Records contained in a dataset:
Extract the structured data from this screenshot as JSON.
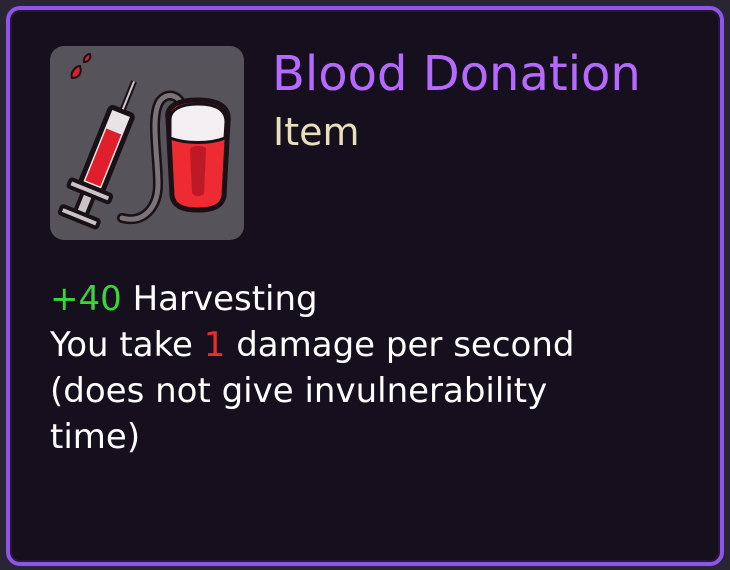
{
  "item": {
    "name": "Blood Donation",
    "type": "Item",
    "icon": "blood-bag-syringe-icon"
  },
  "effects": {
    "line1": {
      "value": "+40",
      "text": " Harvesting"
    },
    "line2": {
      "prefix": "You take ",
      "value": "1",
      "suffix": " damage per second"
    },
    "line3": "(does not give invulnerability",
    "line4": "time)"
  },
  "colors": {
    "border": "#8f55e8",
    "title": "#b669ff",
    "subtitle": "#e9dfb8",
    "positive": "#38d63a",
    "negative": "#f02a2a"
  }
}
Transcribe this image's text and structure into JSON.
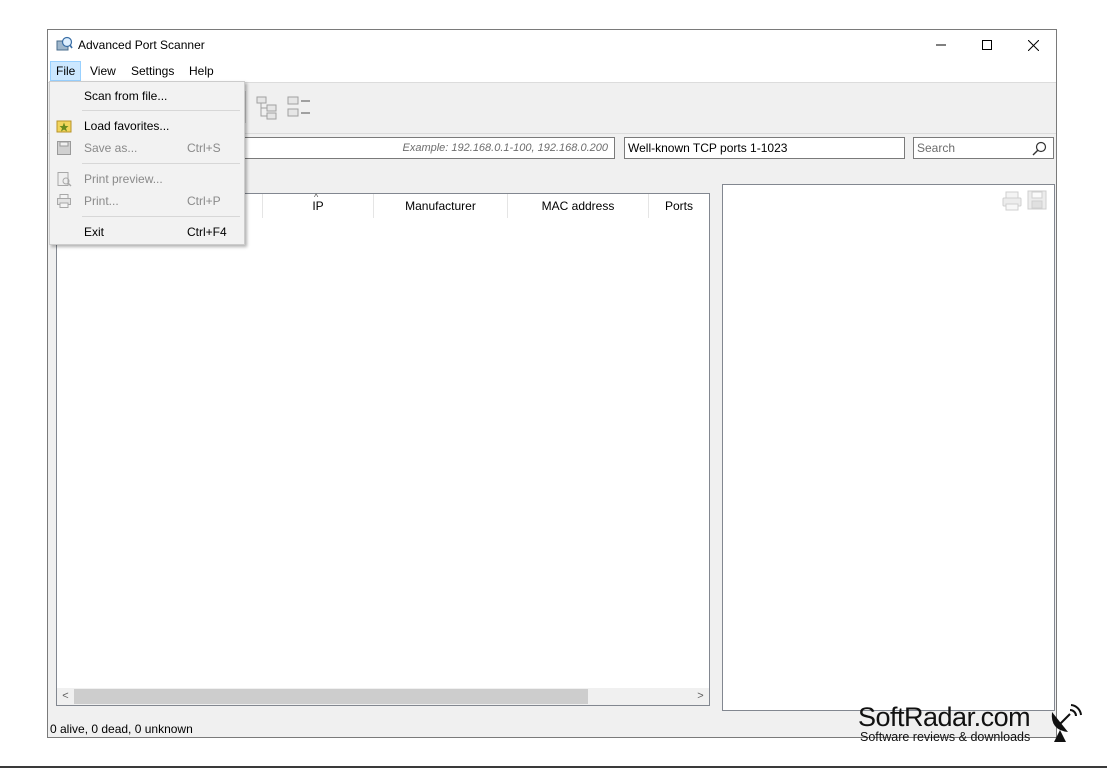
{
  "window": {
    "title": "Advanced Port Scanner"
  },
  "menubar": {
    "items": [
      "File",
      "View",
      "Settings",
      "Help"
    ]
  },
  "inputs": {
    "range_placeholder": "Example: 192.168.0.1-100, 192.168.0.200",
    "ports_value": "Well-known TCP ports 1-1023",
    "search_placeholder": "Search"
  },
  "results": {
    "columns": [
      "IP",
      "Manufacturer",
      "MAC address",
      "Ports"
    ]
  },
  "status": {
    "text": "0 alive, 0 dead, 0 unknown"
  },
  "file_menu": {
    "scan_from_file": "Scan from file...",
    "load_favorites": "Load favorites...",
    "save_as": "Save as...",
    "save_as_shortcut": "Ctrl+S",
    "print_preview": "Print preview...",
    "print": "Print...",
    "print_shortcut": "Ctrl+P",
    "exit": "Exit",
    "exit_shortcut": "Ctrl+F4"
  },
  "watermark": {
    "brand": "SoftRadar.com",
    "tagline": "Software reviews & downloads"
  },
  "colors": {
    "menu_highlight": "#cce8ff",
    "window_bg": "#f0f0f0"
  }
}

=== The problem ===
Using the records above, find and show each line with the string "text".

=== Written answer ===
      "text": " Harvesting"
Transcribe this image's text and structure into JSON.
    "text": "0 alive, 0 dead, 0 unknown"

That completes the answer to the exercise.